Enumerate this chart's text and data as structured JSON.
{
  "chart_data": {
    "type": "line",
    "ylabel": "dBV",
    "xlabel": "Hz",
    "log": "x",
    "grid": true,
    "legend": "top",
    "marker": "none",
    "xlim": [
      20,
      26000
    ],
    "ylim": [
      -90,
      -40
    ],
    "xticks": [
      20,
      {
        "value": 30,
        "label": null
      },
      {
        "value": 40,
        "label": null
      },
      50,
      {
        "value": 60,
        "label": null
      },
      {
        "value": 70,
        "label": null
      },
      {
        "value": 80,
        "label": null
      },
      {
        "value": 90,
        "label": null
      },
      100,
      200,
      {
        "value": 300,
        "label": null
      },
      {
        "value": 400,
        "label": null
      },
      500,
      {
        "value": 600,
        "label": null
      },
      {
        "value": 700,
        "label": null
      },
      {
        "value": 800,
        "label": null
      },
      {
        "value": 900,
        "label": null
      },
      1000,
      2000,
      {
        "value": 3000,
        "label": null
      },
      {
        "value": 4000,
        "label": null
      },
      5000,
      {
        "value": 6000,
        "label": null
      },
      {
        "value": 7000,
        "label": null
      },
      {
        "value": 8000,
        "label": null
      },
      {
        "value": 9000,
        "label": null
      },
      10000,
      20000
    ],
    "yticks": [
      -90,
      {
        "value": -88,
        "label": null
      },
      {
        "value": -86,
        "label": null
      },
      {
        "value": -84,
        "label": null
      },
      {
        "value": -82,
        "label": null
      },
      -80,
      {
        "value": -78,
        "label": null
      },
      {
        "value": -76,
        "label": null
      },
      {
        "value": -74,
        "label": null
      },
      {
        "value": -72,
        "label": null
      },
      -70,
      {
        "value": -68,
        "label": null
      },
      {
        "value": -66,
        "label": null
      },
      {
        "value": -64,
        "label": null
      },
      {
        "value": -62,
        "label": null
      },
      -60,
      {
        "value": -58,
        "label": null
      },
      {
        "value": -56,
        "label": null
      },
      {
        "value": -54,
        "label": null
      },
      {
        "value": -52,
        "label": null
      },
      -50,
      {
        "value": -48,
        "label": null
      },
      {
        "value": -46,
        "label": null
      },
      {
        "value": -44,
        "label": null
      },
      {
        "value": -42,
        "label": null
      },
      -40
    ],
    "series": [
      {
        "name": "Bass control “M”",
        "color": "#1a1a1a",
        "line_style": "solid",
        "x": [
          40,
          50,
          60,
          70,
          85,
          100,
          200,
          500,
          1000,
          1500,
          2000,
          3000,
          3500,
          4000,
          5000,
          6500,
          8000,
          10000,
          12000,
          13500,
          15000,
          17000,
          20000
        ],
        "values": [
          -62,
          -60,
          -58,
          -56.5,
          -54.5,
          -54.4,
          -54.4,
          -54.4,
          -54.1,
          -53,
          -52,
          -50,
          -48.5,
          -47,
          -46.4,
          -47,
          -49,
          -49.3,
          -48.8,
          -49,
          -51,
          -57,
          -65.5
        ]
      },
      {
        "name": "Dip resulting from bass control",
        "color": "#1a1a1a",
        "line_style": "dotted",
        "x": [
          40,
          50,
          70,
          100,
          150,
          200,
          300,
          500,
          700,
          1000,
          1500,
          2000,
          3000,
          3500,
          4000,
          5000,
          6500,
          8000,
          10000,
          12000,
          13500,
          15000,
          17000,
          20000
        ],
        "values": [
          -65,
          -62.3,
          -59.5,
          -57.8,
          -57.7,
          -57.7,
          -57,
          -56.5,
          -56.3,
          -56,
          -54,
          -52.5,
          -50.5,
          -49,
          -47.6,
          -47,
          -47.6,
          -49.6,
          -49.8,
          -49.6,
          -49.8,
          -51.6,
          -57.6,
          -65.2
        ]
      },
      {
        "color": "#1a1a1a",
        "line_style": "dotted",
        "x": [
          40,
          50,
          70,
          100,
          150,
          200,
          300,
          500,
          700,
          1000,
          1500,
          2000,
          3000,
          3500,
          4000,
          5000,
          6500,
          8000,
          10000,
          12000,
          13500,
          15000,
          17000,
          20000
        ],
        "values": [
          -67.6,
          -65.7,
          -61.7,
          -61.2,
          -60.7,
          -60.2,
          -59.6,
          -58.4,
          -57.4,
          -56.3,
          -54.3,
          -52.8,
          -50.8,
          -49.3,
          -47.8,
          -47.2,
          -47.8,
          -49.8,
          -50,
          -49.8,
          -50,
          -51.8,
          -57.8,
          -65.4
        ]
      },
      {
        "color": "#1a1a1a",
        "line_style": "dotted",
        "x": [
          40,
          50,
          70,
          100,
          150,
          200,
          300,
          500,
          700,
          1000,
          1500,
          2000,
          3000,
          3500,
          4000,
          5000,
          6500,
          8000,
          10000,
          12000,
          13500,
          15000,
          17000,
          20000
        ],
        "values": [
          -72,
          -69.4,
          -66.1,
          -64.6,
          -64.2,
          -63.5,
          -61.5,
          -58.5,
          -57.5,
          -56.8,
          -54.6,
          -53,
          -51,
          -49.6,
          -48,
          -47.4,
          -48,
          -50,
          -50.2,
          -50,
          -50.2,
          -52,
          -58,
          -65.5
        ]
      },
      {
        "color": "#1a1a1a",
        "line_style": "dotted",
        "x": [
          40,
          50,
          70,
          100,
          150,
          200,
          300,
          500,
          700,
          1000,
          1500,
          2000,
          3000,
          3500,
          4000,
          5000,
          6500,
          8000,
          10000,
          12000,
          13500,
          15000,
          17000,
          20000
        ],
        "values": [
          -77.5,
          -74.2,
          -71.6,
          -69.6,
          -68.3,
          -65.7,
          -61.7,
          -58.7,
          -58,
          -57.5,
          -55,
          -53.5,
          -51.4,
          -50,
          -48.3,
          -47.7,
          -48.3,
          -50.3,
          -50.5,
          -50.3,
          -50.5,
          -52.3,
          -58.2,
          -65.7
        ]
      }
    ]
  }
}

◆ Goal ◆
Reproduce the material exactly, with every line intact.

◆ Answer to this exercise ◆
Enumerate this chart's text and data as structured JSON.
{
  "chart_data": {
    "type": "line",
    "ylabel": "dBV",
    "xlabel": "Hz",
    "log": "x",
    "grid": true,
    "legend": "top",
    "marker": "none",
    "xlim": [
      20,
      26000
    ],
    "ylim": [
      -90,
      -40
    ],
    "xticks": [
      20,
      {
        "value": 30,
        "label": null
      },
      {
        "value": 40,
        "label": null
      },
      50,
      {
        "value": 60,
        "label": null
      },
      {
        "value": 70,
        "label": null
      },
      {
        "value": 80,
        "label": null
      },
      {
        "value": 90,
        "label": null
      },
      100,
      200,
      {
        "value": 300,
        "label": null
      },
      {
        "value": 400,
        "label": null
      },
      500,
      {
        "value": 600,
        "label": null
      },
      {
        "value": 700,
        "label": null
      },
      {
        "value": 800,
        "label": null
      },
      {
        "value": 900,
        "label": null
      },
      1000,
      2000,
      {
        "value": 3000,
        "label": null
      },
      {
        "value": 4000,
        "label": null
      },
      5000,
      {
        "value": 6000,
        "label": null
      },
      {
        "value": 7000,
        "label": null
      },
      {
        "value": 8000,
        "label": null
      },
      {
        "value": 9000,
        "label": null
      },
      10000,
      20000
    ],
    "yticks": [
      -90,
      {
        "value": -88,
        "label": null
      },
      {
        "value": -86,
        "label": null
      },
      {
        "value": -84,
        "label": null
      },
      {
        "value": -82,
        "label": null
      },
      -80,
      {
        "value": -78,
        "label": null
      },
      {
        "value": -76,
        "label": null
      },
      {
        "value": -74,
        "label": null
      },
      {
        "value": -72,
        "label": null
      },
      -70,
      {
        "value": -68,
        "label": null
      },
      {
        "value": -66,
        "label": null
      },
      {
        "value": -64,
        "label": null
      },
      {
        "value": -62,
        "label": null
      },
      -60,
      {
        "value": -58,
        "label": null
      },
      {
        "value": -56,
        "label": null
      },
      {
        "value": -54,
        "label": null
      },
      {
        "value": -52,
        "label": null
      },
      -50,
      {
        "value": -48,
        "label": null
      },
      {
        "value": -46,
        "label": null
      },
      {
        "value": -44,
        "label": null
      },
      {
        "value": -42,
        "label": null
      },
      -40
    ],
    "series": [
      {
        "name": "Bass control “M”",
        "color": "#1a1a1a",
        "line_style": "solid",
        "x": [
          40,
          50,
          60,
          70,
          85,
          100,
          200,
          500,
          1000,
          1500,
          2000,
          3000,
          3500,
          4000,
          5000,
          6500,
          8000,
          10000,
          12000,
          13500,
          15000,
          17000,
          20000
        ],
        "values": [
          -62,
          -60,
          -58,
          -56.5,
          -54.5,
          -54.4,
          -54.4,
          -54.4,
          -54.1,
          -53,
          -52,
          -50,
          -48.5,
          -47,
          -46.4,
          -47,
          -49,
          -49.3,
          -48.8,
          -49,
          -51,
          -57,
          -65.5
        ]
      },
      {
        "name": "Dip resulting from bass control",
        "color": "#1a1a1a",
        "line_style": "dotted",
        "x": [
          40,
          50,
          70,
          100,
          150,
          200,
          300,
          500,
          700,
          1000,
          1500,
          2000,
          3000,
          3500,
          4000,
          5000,
          6500,
          8000,
          10000,
          12000,
          13500,
          15000,
          17000,
          20000
        ],
        "values": [
          -65,
          -62.3,
          -59.5,
          -57.8,
          -57.7,
          -57.7,
          -57,
          -56.5,
          -56.3,
          -56,
          -54,
          -52.5,
          -50.5,
          -49,
          -47.6,
          -47,
          -47.6,
          -49.6,
          -49.8,
          -49.6,
          -49.8,
          -51.6,
          -57.6,
          -65.2
        ]
      },
      {
        "color": "#1a1a1a",
        "line_style": "dotted",
        "x": [
          40,
          50,
          70,
          100,
          150,
          200,
          300,
          500,
          700,
          1000,
          1500,
          2000,
          3000,
          3500,
          4000,
          5000,
          6500,
          8000,
          10000,
          12000,
          13500,
          15000,
          17000,
          20000
        ],
        "values": [
          -67.6,
          -65.7,
          -61.7,
          -61.2,
          -60.7,
          -60.2,
          -59.6,
          -58.4,
          -57.4,
          -56.3,
          -54.3,
          -52.8,
          -50.8,
          -49.3,
          -47.8,
          -47.2,
          -47.8,
          -49.8,
          -50,
          -49.8,
          -50,
          -51.8,
          -57.8,
          -65.4
        ]
      },
      {
        "color": "#1a1a1a",
        "line_style": "dotted",
        "x": [
          40,
          50,
          70,
          100,
          150,
          200,
          300,
          500,
          700,
          1000,
          1500,
          2000,
          3000,
          3500,
          4000,
          5000,
          6500,
          8000,
          10000,
          12000,
          13500,
          15000,
          17000,
          20000
        ],
        "values": [
          -72,
          -69.4,
          -66.1,
          -64.6,
          -64.2,
          -63.5,
          -61.5,
          -58.5,
          -57.5,
          -56.8,
          -54.6,
          -53,
          -51,
          -49.6,
          -48,
          -47.4,
          -48,
          -50,
          -50.2,
          -50,
          -50.2,
          -52,
          -58,
          -65.5
        ]
      },
      {
        "color": "#1a1a1a",
        "line_style": "dotted",
        "x": [
          40,
          50,
          70,
          100,
          150,
          200,
          300,
          500,
          700,
          1000,
          1500,
          2000,
          3000,
          3500,
          4000,
          5000,
          6500,
          8000,
          10000,
          12000,
          13500,
          15000,
          17000,
          20000
        ],
        "values": [
          -77.5,
          -74.2,
          -71.6,
          -69.6,
          -68.3,
          -65.7,
          -61.7,
          -58.7,
          -58,
          -57.5,
          -55,
          -53.5,
          -51.4,
          -50,
          -48.3,
          -47.7,
          -48.3,
          -50.3,
          -50.5,
          -50.3,
          -50.5,
          -52.3,
          -58.2,
          -65.7
        ]
      }
    ]
  }
}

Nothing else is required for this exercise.